───── Records to use
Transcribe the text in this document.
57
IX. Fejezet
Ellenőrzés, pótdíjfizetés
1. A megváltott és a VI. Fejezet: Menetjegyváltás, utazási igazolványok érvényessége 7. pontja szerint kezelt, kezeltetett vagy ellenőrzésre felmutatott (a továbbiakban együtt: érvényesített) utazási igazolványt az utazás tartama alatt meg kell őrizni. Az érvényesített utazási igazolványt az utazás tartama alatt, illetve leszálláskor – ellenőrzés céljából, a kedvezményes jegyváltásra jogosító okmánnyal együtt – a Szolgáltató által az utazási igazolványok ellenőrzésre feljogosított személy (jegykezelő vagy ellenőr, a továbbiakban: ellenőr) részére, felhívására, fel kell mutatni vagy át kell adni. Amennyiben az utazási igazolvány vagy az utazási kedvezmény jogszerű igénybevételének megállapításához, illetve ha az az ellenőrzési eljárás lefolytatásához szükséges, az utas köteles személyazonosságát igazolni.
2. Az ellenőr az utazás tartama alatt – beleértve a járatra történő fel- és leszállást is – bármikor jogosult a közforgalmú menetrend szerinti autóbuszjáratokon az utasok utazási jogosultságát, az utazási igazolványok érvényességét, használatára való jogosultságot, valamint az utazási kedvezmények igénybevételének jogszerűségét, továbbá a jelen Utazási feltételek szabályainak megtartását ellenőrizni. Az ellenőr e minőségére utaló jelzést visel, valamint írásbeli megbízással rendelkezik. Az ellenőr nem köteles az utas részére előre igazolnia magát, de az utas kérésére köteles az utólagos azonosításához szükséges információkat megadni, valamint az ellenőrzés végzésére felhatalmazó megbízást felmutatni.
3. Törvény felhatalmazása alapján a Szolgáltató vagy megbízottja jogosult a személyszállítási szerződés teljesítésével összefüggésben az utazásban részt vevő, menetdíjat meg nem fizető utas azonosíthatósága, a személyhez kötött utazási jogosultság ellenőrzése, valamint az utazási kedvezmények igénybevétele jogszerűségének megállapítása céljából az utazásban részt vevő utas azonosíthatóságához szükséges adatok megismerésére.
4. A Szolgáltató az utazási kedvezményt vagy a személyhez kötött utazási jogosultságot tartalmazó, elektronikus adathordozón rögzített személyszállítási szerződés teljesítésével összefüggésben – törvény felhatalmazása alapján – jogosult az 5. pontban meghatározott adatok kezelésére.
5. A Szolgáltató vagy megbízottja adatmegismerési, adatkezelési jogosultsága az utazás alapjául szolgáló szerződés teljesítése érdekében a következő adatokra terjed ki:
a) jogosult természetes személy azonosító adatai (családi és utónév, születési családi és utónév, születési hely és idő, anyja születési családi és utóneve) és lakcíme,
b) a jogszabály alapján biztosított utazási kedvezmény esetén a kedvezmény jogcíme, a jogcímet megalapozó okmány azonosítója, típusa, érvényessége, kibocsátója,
──────────
**Objective**
Quote the data above in full, changing nothing.

**Result of the task**
Transcribe the text in this document.
57
IX. Fejezet
Ellenőrzés, pótdíjfizetés
1. A megváltott és a VI. Fejezet: Menetjegyváltás, utazási igazolványok érvényessége 7. pontja szerint kezelt, kezeltetett vagy ellenőrzésre felmutatott (a továbbiakban együtt: érvényesített) utazási igazolványt az utazás tartama alatt meg kell őrizni. Az érvényesített utazási igazolványt az utazás tartama alatt, illetve leszálláskor – ellenőrzés céljából, a kedvezményes jegyváltásra jogosító okmánnyal együtt – a Szolgáltató által az utazási igazolványok ellenőrzésre feljogosított személy (jegykezelő vagy ellenőr, a továbbiakban: ellenőr) részére, felhívására, fel kell mutatni vagy át kell adni. Amennyiben az utazási igazolvány vagy az utazási kedvezmény jogszerű igénybevételének megállapításához, illetve ha az az ellenőrzési eljárás lefolytatásához szükséges, az utas köteles személyazonosságát igazolni.
2. Az ellenőr az utazás tartama alatt – beleértve a járatra történő fel- és leszállást is – bármikor jogosult a közforgalmú menetrend szerinti autóbuszjáratokon az utasok utazási jogosultságát, az utazási igazolványok érvényességét, használatára való jogosultságot, valamint az utazási kedvezmények igénybevételének jogszerűségét, továbbá a jelen Utazási feltételek szabályainak megtartását ellenőrizni. Az ellenőr e minőségére utaló jelzést visel, valamint írásbeli megbízással rendelkezik. Az ellenőr nem köteles az utas részére előre igazolnia magát, de az utas kérésére köteles az utólagos azonosításához szükséges információkat megadni, valamint az ellenőrzés végzésére felhatalmazó megbízást felmutatni.
3. Törvény felhatalmazása alapján a Szolgáltató vagy megbízottja jogosult a személyszállítási szerződés teljesítésével összefüggésben az utazásban részt vevő, menetdíjat meg nem fizető utas azonosíthatósága, a személyhez kötött utazási jogosultság ellenőrzése, valamint az utazási kedvezmények igénybevétele jogszerűségének megállapítása céljából az utazásban részt vevő utas azonosíthatóságához szükséges adatok megismerésére.
4. A Szolgáltató az utazási kedvezményt vagy a személyhez kötött utazási jogosultságot tartalmazó, elektronikus adathordozón rögzített személyszállítási szerződés teljesítésével összefüggésben – törvény felhatalmazása alapján – jogosult az 5. pontban meghatározott adatok kezelésére.
5. A Szolgáltató vagy megbízottja adatmegismerési, adatkezelési jogosultsága az utazás alapjául szolgáló szerződés teljesítése érdekében a következő adatokra terjed ki:
a) jogosult természetes személy azonosító adatai (családi és utónév, születési családi és utónév, születési hely és idő, anyja születési családi és utóneve) és lakcíme,
b) a jogszabály alapján biztosított utazási kedvezmény esetén a kedvezmény jogcíme, a jogcímet megalapozó okmány azonosítója, típusa, érvényessége, kibocsátója,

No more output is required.